### The exercise
Copy out every line of the records where the string "liegt" occurs.

(Some records)
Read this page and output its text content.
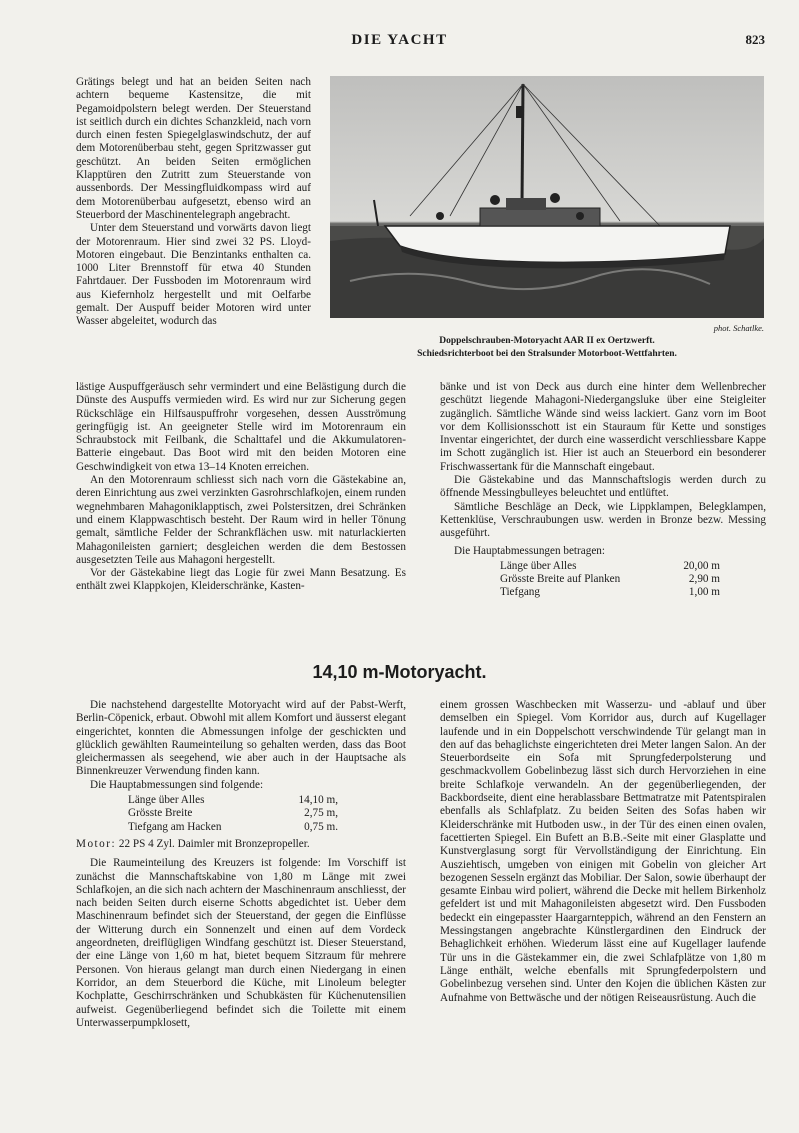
DIE YACHT	823
phot. Schatlke.
Doppelschrauben-Motoryacht AAR II ex Oertzwerft.
Schiedsrichterboot bei den Stralsunder Motorboot-Wettfahrten.

Grätings belegt und hat an beiden Seiten nach achtern bequeme Kastensitze, die mit Pegamoidpolstern belegt werden. Der Steuerstand ist seitlich durch ein dichtes Schanzkleid, nach vorn durch einen festen Spiegelglaswindschutz, der auf dem Motorenüberbau steht, gegen Spritzwasser gut geschützt. An beiden Seiten ermöglichen Klapptüren den Zutritt zum Steuerstande von aussenbords. Der Messingfluidkompass wird auf dem Motorenüberbau aufgesetzt, ebenso wird an Steuerbord der Maschinentelegraph angebracht.

Unter dem Steuerstand und vorwärts davon liegt der Motorenraum. Hier sind zwei 32 PS. Lloyd-Motoren eingebaut. Die Benzintanks enthalten ca. 1000 Liter Brennstoff für etwa 40 Stunden Fahrtdauer. Der Fussboden im Motorenraum wird aus Kiefernholz hergestellt und mit Oelfarbe gemalt. Der Auspuff beider Motoren wird unter Wasser abgeleitet, wodurch das

lästige Auspuffgeräusch sehr vermindert und eine Belästigung durch die Dünste des Auspuffs vermieden wird. Es wird nur zur Sicherung gegen Rückschläge ein Hilfsauspuffrohr vorgesehen, dessen Ausströmung geringfügig ist. An geeigneter Stelle wird im Motorenraum ein Schraubstock mit Feilbank, die Schalttafel und die Akkumulatoren-Batterie eingebaut. Das Boot wird mit den beiden Motoren eine Geschwindigkeit von etwa 13–14 Knoten erreichen.

An den Motorenraum schliesst sich nach vorn die Gästekabine an, deren Einrichtung aus zwei verzinkten Gasrohrschlafkojen, einem runden wegnehmbaren Mahagoniklapptisch, zwei Polstersitzen, drei Schränken und einem Klappwaschtisch besteht. Der Raum wird in heller Tönung gemalt, sämtliche Felder der Schrankflächen usw. mit naturlackierten Mahagonileisten garniert; desgleichen werden die dem Bestossen ausgesetzten Teile aus Mahagoni hergestellt.

Vor der Gästekabine liegt das Logie für zwei Mann Besatzung. Es enthält zwei Klappkojen, Kleiderschränke, Kasten-

bänke und ist von Deck aus durch eine hinter dem Wellenbrecher geschützt liegende Mahagoni-Niedergangsluke über eine Steigleiter zugänglich. Sämtliche Wände sind weiss lackiert. Ganz vorn im Boot vor dem Kollisionsschott ist ein Stauraum für Kette und sonstiges Inventar eingerichtet, der durch eine wasserdicht verschliessbare Kappe im Schott zugänglich ist. Hier ist auch an Steuerbord ein besonderer Frischwassertank für die Mannschaft eingebaut.

Die Gästekabine und das Mannschaftslogis werden durch zu öffnende Messingbulleyes beleuchtet und entlüftet.

Sämtliche Beschläge an Deck, wie Lippklampen, Belegklampen, Kettenklüse, Verschraubungen usw. werden in Bronze bezw. Messing ausgeführt.

Die Hauptabmessungen betragen:

Länge über Alles	20,00 m
Grösste Breite auf Planken	2,90 m
Tiefgang	1,00 m
14,10 m-Motoryacht.

Die nachstehend dargestellte Motoryacht wird auf der Pabst-Werft, Berlin-Cöpenick, erbaut. Obwohl mit allem Komfort und äusserst elegant eingerichtet, konnten die Abmessungen infolge der geschickten und glücklich gewählten Raumeinteilung so gehalten werden, dass das Boot gleichermassen als seegehend, wie aber auch in der Hauptsache als Binnenkreuzer Verwendung finden kann.

Die Hauptabmessungen sind folgende:

Länge über Alles	14,10 m,
Grösste Breite	2,75 m,
Tiefgang am Hacken	0,75 m.

Motor: 22 PS 4 Zyl. Daimler mit Bronzepropeller.

Die Raumeinteilung des Kreuzers ist folgende: Im Vorschiff ist zunächst die Mannschaftskabine von 1,80 m Länge mit zwei Schlafkojen, an die sich nach achtern der Maschinenraum anschliesst, der nach beiden Seiten durch eiserne Schotts abgedichtet ist. Ueber dem Maschinenraum befindet sich der Steuerstand, der gegen die Einflüsse der Witterung durch ein Sonnenzelt und einen auf dem Vordeck angeordneten, dreiflügligen Windfang geschützt ist. Dieser Steuerstand, der eine Länge von 1,60 m hat, bietet bequem Sitzraum für mehrere Personen. Von hieraus gelangt man durch einen Niedergang in einen Korridor, an dem Steuerbord die Küche, mit Linoleum belegter Kochplatte, Geschirrschränken und Schubkästen für Küchenutensilien aufweist. Gegenüberliegend befindet sich die Toilette mit einem Unterwasserpumpklosett,

einem grossen Waschbecken mit Wasserzu- und -ablauf und über demselben ein Spiegel. Vom Korridor aus, durch auf Kugellager laufende und in ein Doppelschott verschwindende Tür gelangt man in den auf das behaglichste eingerichteten drei Meter langen Salon. An der Steuerbordseite ein Sofa mit Sprungfederpolsterung und geschmackvollem Gobelinbezug lässt sich durch Hervorziehen in eine breite Schlafkoje verwandeln. An der gegenüberliegenden, der Backbordseite, dient eine herablassbare Bettmatratze mit Patentspiralen ebenfalls als Schlafplatz. Zu beiden Seiten des Sofas haben wir Kleiderschränke mit Hutboden usw., in der Tür des einen einen ovalen, facettierten Spiegel. Ein Bufett an B.B.-Seite mit einer Glasplatte und Kunstverglasung sorgt für Vervollständigung der Einrichtung. Ein Ausziehtisch, umgeben von einigen mit Gobelin von gleicher Art bezogenen Sesseln ergänzt das Mobiliar. Der Salon, sowie überhaupt der gesamte Einbau wird poliert, während die Decke mit hellem Birkenholz gefeldert ist und mit Mahagonileisten abgesetzt wird. Den Fussboden bedeckt ein eingepasster Haargarnteppich, während an den Fenstern an Messingstangen angebrachte Künstlergardinen den Eindruck der Behaglichkeit erhöhen. Wiederum lässt eine auf Kugellager laufende Tür uns in die Gästekammer ein, die zwei Schlafplätze von 1,80 m Länge enthält, welche ebenfalls mit Sprungfederpolstern und Gobelinbezug versehen sind. Unter den Kojen die üblichen Kästen zur Aufnahme von Bettwäsche und der nötigen Reiseausrüstung. Auch die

### Solution
Unter dem Steuerstand und vorwärts davon liegt der Motorenraum. Hier sind zwei 32 PS. Lloyd-Motoren eingebaut. Die Benzintanks enthalten ca. 1000 Liter Brennstoff für etwa 40 Stunden Fahrtdauer. Der Fussboden im Motorenraum wird aus Kiefernholz hergestellt und mit Oelfarbe gemalt. Der Auspuff beider Motoren wird unter Wasser abgeleitet, wodurch das
Vor der Gästekabine liegt das Logie für zwei Mann Besatzung. Es enthält zwei Klappkojen, Kleiderschränke, Kasten-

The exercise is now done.